The listing below should be printed exactly, every line of it. Skip the pictures.

begin GIVEN DATA

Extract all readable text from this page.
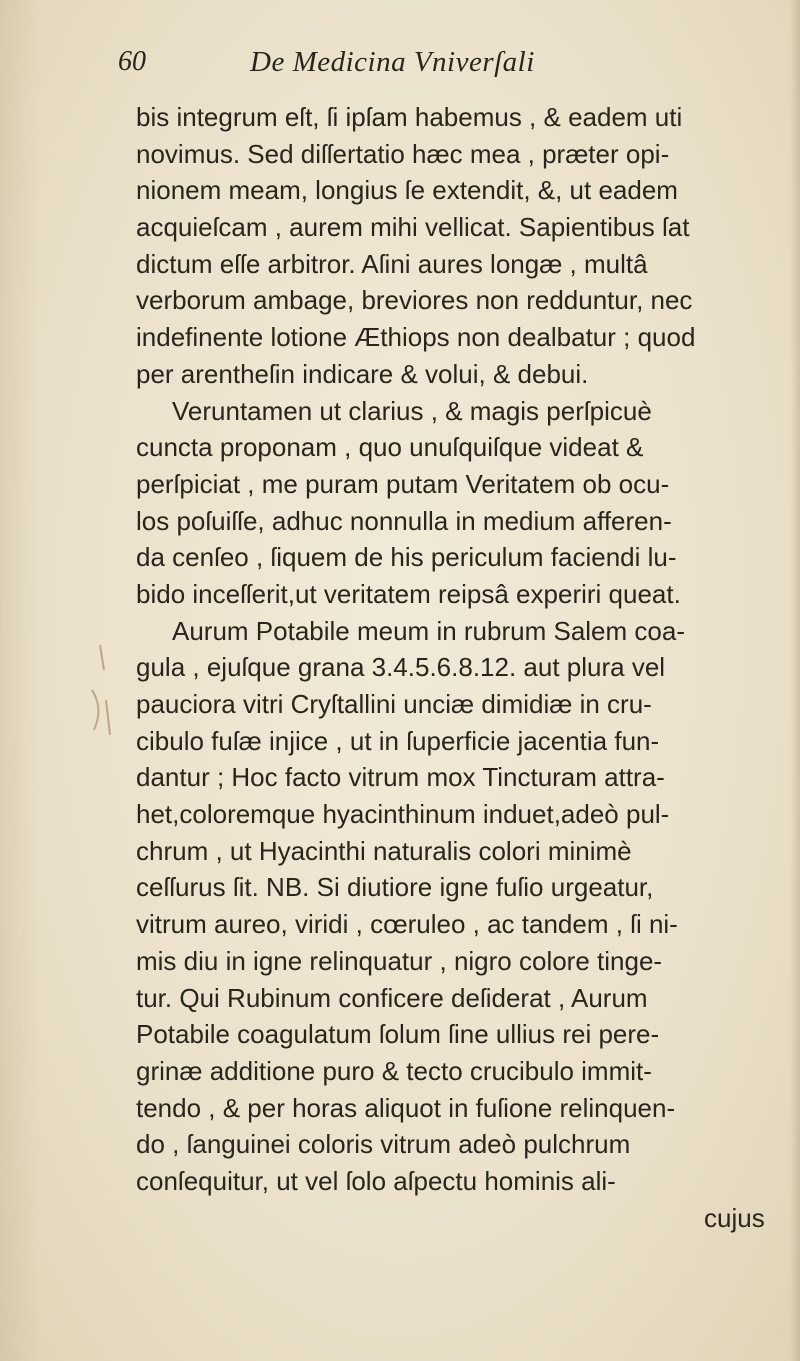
60	De Medicina Vniverſali
bis integrum eſt, ſi ipſam habemus , & eadem uti
novimus. Sed diſſertatio hæc mea , præter opi-
nionem meam, longius ſe extendit, &, ut eadem
acquieſcam , aurem mihi vellicat. Sapientibus ſat
dictum eſſe arbitror. Aſini aures longæ , multâ
verborum ambage, breviores non redduntur, nec
indefinente lotione Æthiops non dealbatur ; quod
per arentheſin indicare & volui, & debui.
Veruntamen ut clarius , & magis perſpicuè
cuncta proponam , quo unuſquiſque videat &
perſpiciat , me puram putam Veritatem ob ocu-
los poſuiſſe, adhuc nonnulla in medium afferen-
da cenſeo , ſiquem de his periculum faciendi lu-
bido inceſſerit,ut veritatem reipsâ experiri queat.
Aurum Potabile meum in rubrum Salem coa-
gula , ejuſque grana 3.4.5.6.8.12. aut plura vel
pauciora vitri Cryſtallini unciæ dimidiæ in cru-
cibulo fuſæ injice , ut in ſuperficie jacentia fun-
dantur ; Hoc facto vitrum mox Tincturam attra-
het,coloremque hyacinthinum induet,adeò pul-
chrum , ut Hyacinthi naturalis colori minimè
ceſſurus ſit. NB. Si diutiore igne fuſio urgeatur,
vitrum aureo, viridi , cœruleo , ac tandem , ſi ni-
mis diu in igne relinquatur , nigro colore tinge-
tur. Qui Rubinum conficere deſiderat , Aurum
Potabile coagulatum ſolum ſine ullius rei pere-
grinæ additione puro & tecto crucibulo immit-
tendo , & per horas aliquot in fuſione relinquen-
do , ſanguinei coloris vitrum adeò pulchrum
conſequitur, ut vel ſolo aſpectu hominis ali-
cujus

end GIVEN DATA

[THE COMPLETED TASK]
Extract all readable text from this page.
60	De Medicina Vniverſali
bis integrum eſt, ſi ipſam habemus , & eadem uti
novimus. Sed diſſertatio hæc mea , præter opi-
nionem meam, longius ſe extendit, &, ut eadem
acquieſcam , aurem mihi vellicat. Sapientibus ſat
dictum eſſe arbitror. Aſini aures longæ , multâ
verborum ambage, breviores non redduntur, nec
indefinente lotione Æthiops non dealbatur ; quod
per arentheſin indicare & volui, & debui.
Veruntamen ut clarius , & magis perſpicuè
cuncta proponam , quo unuſquiſque videat &
perſpiciat , me puram putam Veritatem ob ocu-
los poſuiſſe, adhuc nonnulla in medium afferen-
da cenſeo , ſiquem de his periculum faciendi lu-
bido inceſſerit,ut veritatem reipsâ experiri queat.
Aurum Potabile meum in rubrum Salem coa-
gula , ejuſque grana 3.4.5.6.8.12. aut plura vel
pauciora vitri Cryſtallini unciæ dimidiæ in cru-
cibulo fuſæ injice , ut in ſuperficie jacentia fun-
dantur ; Hoc facto vitrum mox Tincturam attra-
het,coloremque hyacinthinum induet,adeò pul-
chrum , ut Hyacinthi naturalis colori minimè
ceſſurus ſit. NB. Si diutiore igne fuſio urgeatur,
vitrum aureo, viridi , cœruleo , ac tandem , ſi ni-
mis diu in igne relinquatur , nigro colore tinge-
tur. Qui Rubinum conficere deſiderat , Aurum
Potabile coagulatum ſolum ſine ullius rei pere-
grinæ additione puro & tecto crucibulo immit-
tendo , & per horas aliquot in fuſione relinquen-
do , ſanguinei coloris vitrum adeò pulchrum
conſequitur, ut vel ſolo aſpectu hominis ali-
cujus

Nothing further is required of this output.